### Goal:
Records follow. Copy every line with "said".

### Data to use:
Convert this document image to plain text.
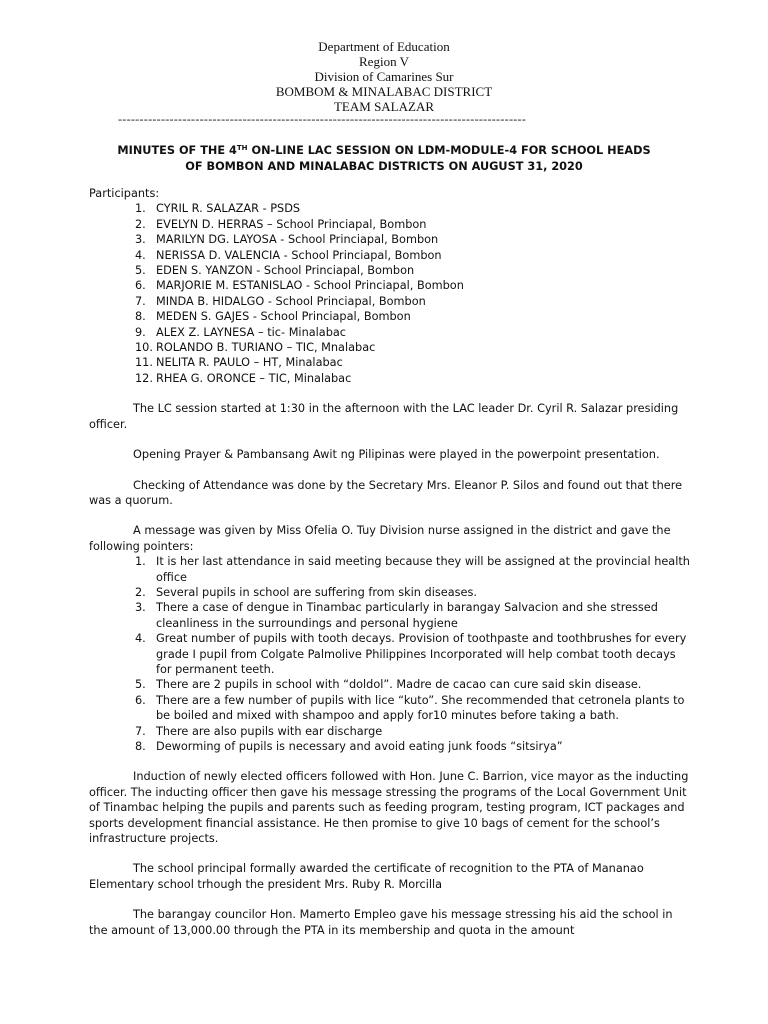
Department of Education
Region V
Division of Camarines Sur
BOMBOM & MINALABAC DISTRICT
TEAM SALAZAR
-----------------------------------------------------------------------------------------------
MINUTES OF THE 4TH ON-LINE LAC SESSION ON LDM-MODULE-4 FOR SCHOOL HEADS
OF BOMBON AND MINALABAC DISTRICTS ON AUGUST 31, 2020
Participants:
1. CYRIL R. SALAZAR - PSDS
2. EVELYN D. HERRAS – School Princiapal, Bombon
3. MARILYN DG. LAYOSA - School Princiapal, Bombon
4. NERISSA D. VALENCIA - School Princiapal, Bombon
5. EDEN S. YANZON - School Princiapal, Bombon
6. MARJORIE M. ESTANISLAO - School Princiapal, Bombon
7. MINDA B. HIDALGO - School Princiapal, Bombon
8. MEDEN S. GAJES - School Princiapal, Bombon
9. ALEX Z. LAYNESA – tic- Minalabac
10. ROLANDO B. TURIANO – TIC, Mnalabac
11. NELITA R. PAULO – HT, Minalabac
12. RHEA G. ORONCE – TIC, Minalabac

The LC session started at 1:30 in the afternoon with the LAC leader Dr. Cyril R. Salazar presiding officer.

Opening Prayer & Pambansang Awit ng Pilipinas were played in the powerpoint presentation.

Checking of Attendance was done by the Secretary Mrs. Eleanor P. Silos and found out that there was a quorum.

A message was given by Miss Ofelia O. Tuy Division nurse assigned in the district and gave the following pointers:

1. It is her last attendance in said meeting because they will be assigned at the provincial health office
2. Several pupils in school are suffering from skin diseases.
3. There a case of dengue in Tinambac particularly in barangay Salvacion and she stressed cleanliness in the surroundings and personal hygiene
4. Great number of pupils with tooth decays. Provision of toothpaste and toothbrushes for every grade I pupil from Colgate Palmolive Philippines Incorporated will help combat tooth decays for permanent teeth.
5. There are 2 pupils in school with “doldol”. Madre de cacao can cure said skin disease.
6. There are a few number of pupils with lice “kuto”. She recommended that cetronela plants to be boiled and mixed with shampoo and apply for10 minutes before taking a bath.
7. There are also pupils with ear discharge
8. Deworming of pupils is necessary and avoid eating junk foods “sitsirya”

Induction of newly elected officers followed with Hon. June C. Barrion, vice mayor as the inducting officer. The inducting officer then gave his message stressing the programs of the Local Government Unit of Tinambac helping the pupils and parents such as feeding program, testing program, ICT packages and sports development financial assistance. He then promise to give 10 bags of cement for the school’s infrastructure projects.

The school principal formally awarded the certificate of recognition to the PTA of Mananao Elementary school trhough the president Mrs. Ruby R. Morcilla

The barangay councilor Hon. Mamerto Empleo gave his message stressing his aid the school in the amount of 13,000.00 through the PTA in its membership and quota in the amount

### Reply:
1. It is her last attendance in said meeting because they will be assigned at the provincial health office
5. There are 2 pupils in school with “doldol”. Madre de cacao can cure said skin disease.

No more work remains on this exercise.